### EXTRACTED ENTRIES
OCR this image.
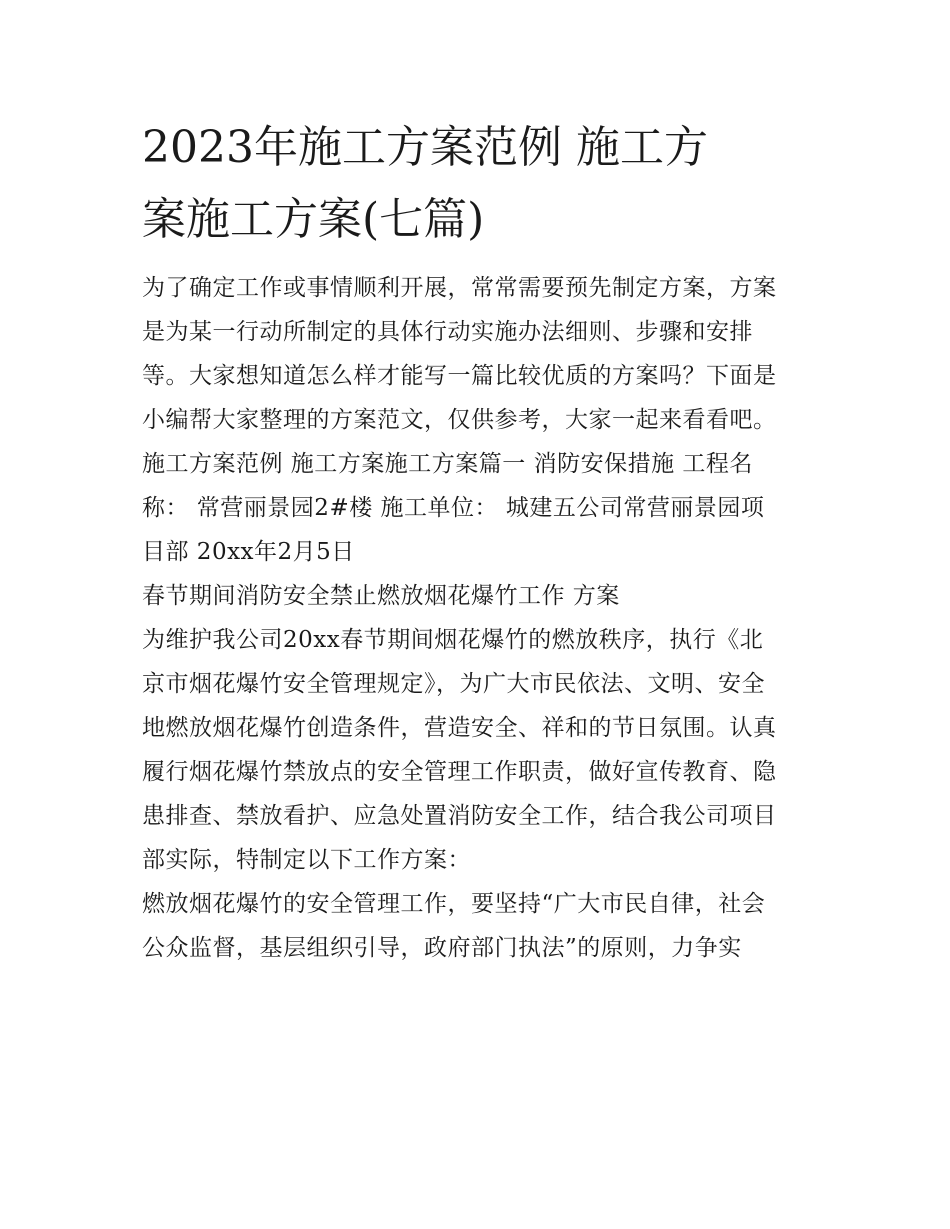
2023年施工方案范例 施工方
案施工方案(七篇)
为了确定工作或事情顺利开展，常常需要预先制定方案，方案
是为某一行动所制定的具体行动实施办法细则、步骤和安排
等。大家想知道怎么样才能写一篇比较优质的方案吗？下面是
小编帮大家整理的方案范文，仅供参考，大家一起来看看吧。
施工方案范例 施工方案施工方案篇一 消防安保措施 工程名
称： 常营丽景园2#楼 施工单位： 城建五公司常营丽景园项
目部 20xx年2月5日
春节期间消防安全禁止燃放烟花爆竹工作 方案
为维护我公司20xx春节期间烟花爆竹的燃放秩序，执行《北
京市烟花爆竹安全管理规定》，为广大市民依法、文明、安全
地燃放烟花爆竹创造条件，营造安全、祥和的节日氛围。认真
履行烟花爆竹禁放点的安全管理工作职责，做好宣传教育、隐
患排查、禁放看护、应急处置消防安全工作，结合我公司项目
部实际，特制定以下工作方案：
燃放烟花爆竹的安全管理工作，要坚持“广大市民自律，社会
公众监督，基层组织引导，政府部门执法”的原则，力争实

### REQUIREMENTS
In the copy, include all records verbatim but no images.

### ANSWER TO THE TASK
OCR this image.
2023年施工方案范例 施工方
案施工方案(七篇)
为了确定工作或事情顺利开展，常常需要预先制定方案，方案
是为某一行动所制定的具体行动实施办法细则、步骤和安排
等。大家想知道怎么样才能写一篇比较优质的方案吗？下面是
小编帮大家整理的方案范文，仅供参考，大家一起来看看吧。
施工方案范例 施工方案施工方案篇一 消防安保措施 工程名
称： 常营丽景园2#楼 施工单位： 城建五公司常营丽景园项
目部 20xx年2月5日
春节期间消防安全禁止燃放烟花爆竹工作 方案
为维护我公司20xx春节期间烟花爆竹的燃放秩序，执行《北
京市烟花爆竹安全管理规定》，为广大市民依法、文明、安全
地燃放烟花爆竹创造条件，营造安全、祥和的节日氛围。认真
履行烟花爆竹禁放点的安全管理工作职责，做好宣传教育、隐
患排查、禁放看护、应急处置消防安全工作，结合我公司项目
部实际，特制定以下工作方案：
燃放烟花爆竹的安全管理工作，要坚持“广大市民自律，社会
公众监督，基层组织引导，政府部门执法”的原则，力争实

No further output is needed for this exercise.